» GIVEN INSTRUCTION
Each line containing the word "noise" must be reported.

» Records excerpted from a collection
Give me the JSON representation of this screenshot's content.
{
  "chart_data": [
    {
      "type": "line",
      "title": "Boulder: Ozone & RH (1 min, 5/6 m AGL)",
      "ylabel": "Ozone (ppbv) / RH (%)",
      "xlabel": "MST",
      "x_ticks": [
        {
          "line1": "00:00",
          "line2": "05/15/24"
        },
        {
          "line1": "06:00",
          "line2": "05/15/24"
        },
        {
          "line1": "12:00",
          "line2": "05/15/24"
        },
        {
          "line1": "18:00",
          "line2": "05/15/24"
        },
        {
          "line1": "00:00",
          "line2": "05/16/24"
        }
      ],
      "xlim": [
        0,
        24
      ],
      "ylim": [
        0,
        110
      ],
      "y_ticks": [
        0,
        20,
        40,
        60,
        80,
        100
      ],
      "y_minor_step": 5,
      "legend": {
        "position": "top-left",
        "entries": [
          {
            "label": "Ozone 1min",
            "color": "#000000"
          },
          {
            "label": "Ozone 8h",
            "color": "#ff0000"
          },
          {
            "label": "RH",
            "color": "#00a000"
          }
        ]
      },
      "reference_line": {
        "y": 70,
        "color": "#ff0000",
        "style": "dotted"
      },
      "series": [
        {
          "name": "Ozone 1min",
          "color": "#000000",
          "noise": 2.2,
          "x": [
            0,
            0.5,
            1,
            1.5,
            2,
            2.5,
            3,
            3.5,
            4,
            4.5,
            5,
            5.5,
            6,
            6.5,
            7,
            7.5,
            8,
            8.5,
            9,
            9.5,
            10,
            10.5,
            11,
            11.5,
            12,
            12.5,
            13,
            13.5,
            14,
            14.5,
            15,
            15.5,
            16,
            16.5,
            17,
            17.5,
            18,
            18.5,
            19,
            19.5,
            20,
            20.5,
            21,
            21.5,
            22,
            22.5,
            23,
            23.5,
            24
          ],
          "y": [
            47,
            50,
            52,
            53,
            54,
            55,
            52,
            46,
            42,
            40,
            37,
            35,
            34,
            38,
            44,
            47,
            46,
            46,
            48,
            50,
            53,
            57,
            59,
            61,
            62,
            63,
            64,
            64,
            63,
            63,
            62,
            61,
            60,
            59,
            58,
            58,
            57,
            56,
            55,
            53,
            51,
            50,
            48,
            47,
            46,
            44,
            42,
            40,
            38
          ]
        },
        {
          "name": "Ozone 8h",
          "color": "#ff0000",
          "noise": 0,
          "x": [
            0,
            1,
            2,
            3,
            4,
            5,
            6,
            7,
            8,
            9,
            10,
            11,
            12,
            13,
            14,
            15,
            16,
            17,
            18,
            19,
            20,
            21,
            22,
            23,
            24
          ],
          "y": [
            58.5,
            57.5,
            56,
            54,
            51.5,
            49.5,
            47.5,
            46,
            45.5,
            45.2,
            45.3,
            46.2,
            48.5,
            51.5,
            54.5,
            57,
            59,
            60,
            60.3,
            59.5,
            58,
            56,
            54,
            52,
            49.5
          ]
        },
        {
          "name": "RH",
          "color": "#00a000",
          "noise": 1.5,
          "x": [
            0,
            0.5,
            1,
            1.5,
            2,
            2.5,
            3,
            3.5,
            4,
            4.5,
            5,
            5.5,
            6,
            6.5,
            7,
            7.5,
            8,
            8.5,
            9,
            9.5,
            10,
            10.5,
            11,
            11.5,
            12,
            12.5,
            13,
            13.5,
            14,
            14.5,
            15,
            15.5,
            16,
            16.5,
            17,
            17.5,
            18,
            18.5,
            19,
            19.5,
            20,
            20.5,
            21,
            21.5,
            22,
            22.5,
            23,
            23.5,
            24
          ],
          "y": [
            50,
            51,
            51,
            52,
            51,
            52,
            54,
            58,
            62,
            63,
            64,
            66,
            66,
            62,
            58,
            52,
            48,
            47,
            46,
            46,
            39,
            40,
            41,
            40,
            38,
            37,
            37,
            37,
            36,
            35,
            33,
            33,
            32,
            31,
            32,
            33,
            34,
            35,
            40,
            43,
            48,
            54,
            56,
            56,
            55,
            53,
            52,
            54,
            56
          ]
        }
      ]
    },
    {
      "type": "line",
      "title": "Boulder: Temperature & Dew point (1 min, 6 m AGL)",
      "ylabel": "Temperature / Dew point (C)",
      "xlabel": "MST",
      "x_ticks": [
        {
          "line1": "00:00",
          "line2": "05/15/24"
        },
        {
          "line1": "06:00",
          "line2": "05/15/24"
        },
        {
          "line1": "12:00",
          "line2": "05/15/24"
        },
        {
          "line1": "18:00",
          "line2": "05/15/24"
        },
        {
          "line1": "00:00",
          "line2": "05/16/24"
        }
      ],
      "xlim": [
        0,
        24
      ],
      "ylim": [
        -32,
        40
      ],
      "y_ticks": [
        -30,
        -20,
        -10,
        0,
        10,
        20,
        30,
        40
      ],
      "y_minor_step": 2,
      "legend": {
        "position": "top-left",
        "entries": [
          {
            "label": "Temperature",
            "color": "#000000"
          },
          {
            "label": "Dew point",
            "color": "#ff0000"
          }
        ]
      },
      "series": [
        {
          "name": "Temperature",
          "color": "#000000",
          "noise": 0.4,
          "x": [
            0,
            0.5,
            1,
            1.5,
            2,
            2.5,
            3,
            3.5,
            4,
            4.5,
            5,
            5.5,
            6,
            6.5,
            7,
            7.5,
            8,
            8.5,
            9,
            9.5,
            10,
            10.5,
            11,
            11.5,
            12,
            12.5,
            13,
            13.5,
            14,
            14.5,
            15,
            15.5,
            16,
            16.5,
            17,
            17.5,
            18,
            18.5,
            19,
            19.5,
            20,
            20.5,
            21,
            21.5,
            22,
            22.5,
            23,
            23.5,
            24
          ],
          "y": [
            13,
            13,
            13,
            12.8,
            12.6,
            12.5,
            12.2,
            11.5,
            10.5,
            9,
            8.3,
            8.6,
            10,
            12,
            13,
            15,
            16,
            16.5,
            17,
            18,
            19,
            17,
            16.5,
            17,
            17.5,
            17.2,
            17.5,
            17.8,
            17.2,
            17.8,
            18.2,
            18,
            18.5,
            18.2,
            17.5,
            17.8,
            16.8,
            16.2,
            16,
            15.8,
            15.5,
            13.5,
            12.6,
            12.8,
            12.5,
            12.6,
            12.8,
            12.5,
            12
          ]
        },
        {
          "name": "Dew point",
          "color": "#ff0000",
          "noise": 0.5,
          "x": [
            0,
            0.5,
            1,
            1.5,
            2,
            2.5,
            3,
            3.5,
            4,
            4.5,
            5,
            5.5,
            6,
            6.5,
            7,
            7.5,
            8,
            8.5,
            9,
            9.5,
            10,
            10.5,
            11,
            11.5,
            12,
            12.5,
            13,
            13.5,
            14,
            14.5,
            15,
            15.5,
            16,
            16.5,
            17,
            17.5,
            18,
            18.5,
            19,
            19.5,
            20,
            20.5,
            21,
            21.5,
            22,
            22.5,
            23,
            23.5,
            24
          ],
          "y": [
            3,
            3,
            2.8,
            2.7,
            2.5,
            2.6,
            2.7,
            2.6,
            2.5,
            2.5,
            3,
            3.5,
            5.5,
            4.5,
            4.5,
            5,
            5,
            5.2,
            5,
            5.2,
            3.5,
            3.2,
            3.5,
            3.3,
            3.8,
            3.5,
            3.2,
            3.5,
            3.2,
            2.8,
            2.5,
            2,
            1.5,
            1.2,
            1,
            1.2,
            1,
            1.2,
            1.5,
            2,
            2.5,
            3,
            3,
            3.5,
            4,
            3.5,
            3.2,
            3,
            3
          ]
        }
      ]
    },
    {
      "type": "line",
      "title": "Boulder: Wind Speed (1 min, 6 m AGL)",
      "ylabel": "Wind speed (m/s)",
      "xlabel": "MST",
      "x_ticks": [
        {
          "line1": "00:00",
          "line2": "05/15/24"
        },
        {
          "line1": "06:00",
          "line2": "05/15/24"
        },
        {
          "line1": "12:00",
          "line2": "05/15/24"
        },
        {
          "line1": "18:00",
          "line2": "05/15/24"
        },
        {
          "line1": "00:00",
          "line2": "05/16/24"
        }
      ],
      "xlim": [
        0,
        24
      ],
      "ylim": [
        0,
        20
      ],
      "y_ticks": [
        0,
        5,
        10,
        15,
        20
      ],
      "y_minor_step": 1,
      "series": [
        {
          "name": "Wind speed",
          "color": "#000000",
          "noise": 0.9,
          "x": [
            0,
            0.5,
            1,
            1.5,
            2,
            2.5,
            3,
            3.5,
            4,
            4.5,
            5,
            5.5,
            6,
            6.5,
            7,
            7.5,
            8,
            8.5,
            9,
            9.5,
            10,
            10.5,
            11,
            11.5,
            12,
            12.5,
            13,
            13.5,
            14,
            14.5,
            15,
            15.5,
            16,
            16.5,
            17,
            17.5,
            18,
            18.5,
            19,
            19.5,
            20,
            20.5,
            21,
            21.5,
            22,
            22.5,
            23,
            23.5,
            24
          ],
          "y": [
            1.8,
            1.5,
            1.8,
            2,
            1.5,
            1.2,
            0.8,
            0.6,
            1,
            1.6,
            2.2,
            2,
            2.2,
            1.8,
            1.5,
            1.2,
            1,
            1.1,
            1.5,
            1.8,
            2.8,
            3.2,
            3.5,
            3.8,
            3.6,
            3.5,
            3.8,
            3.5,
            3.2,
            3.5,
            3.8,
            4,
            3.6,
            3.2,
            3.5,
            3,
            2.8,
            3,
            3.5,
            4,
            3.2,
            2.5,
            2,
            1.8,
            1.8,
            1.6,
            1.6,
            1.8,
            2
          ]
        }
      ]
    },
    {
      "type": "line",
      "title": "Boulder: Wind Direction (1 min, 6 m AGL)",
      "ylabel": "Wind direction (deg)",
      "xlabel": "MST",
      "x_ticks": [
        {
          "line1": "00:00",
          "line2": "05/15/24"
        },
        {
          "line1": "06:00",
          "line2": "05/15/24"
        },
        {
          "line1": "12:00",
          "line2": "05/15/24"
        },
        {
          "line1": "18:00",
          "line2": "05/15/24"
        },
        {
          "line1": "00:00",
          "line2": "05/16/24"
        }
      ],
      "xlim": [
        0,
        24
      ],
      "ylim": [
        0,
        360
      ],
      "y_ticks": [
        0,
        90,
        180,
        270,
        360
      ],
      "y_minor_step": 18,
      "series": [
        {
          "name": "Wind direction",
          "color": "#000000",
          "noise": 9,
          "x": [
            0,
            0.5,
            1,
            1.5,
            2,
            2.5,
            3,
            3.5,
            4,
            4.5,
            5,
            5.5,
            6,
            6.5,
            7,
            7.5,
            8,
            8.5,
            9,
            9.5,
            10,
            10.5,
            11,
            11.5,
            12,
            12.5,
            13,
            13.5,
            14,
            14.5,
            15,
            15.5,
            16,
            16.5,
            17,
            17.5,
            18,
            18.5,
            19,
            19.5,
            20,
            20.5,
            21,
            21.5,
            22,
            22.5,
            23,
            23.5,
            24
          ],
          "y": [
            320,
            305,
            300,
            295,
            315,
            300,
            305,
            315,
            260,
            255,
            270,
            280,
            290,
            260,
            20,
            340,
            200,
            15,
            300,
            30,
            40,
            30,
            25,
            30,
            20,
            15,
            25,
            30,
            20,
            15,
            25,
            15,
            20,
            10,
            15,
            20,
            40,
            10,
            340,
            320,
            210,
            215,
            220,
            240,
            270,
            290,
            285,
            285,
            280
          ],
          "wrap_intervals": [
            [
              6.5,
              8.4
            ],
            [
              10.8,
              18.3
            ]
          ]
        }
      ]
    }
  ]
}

» THE COMPLETED TASK
          "noise": 2.2,
          "noise": 0,
          "noise": 1.5,
          "noise": 0.4,
          "noise": 0.5,
          "noise": 0.9,
          "noise": 9,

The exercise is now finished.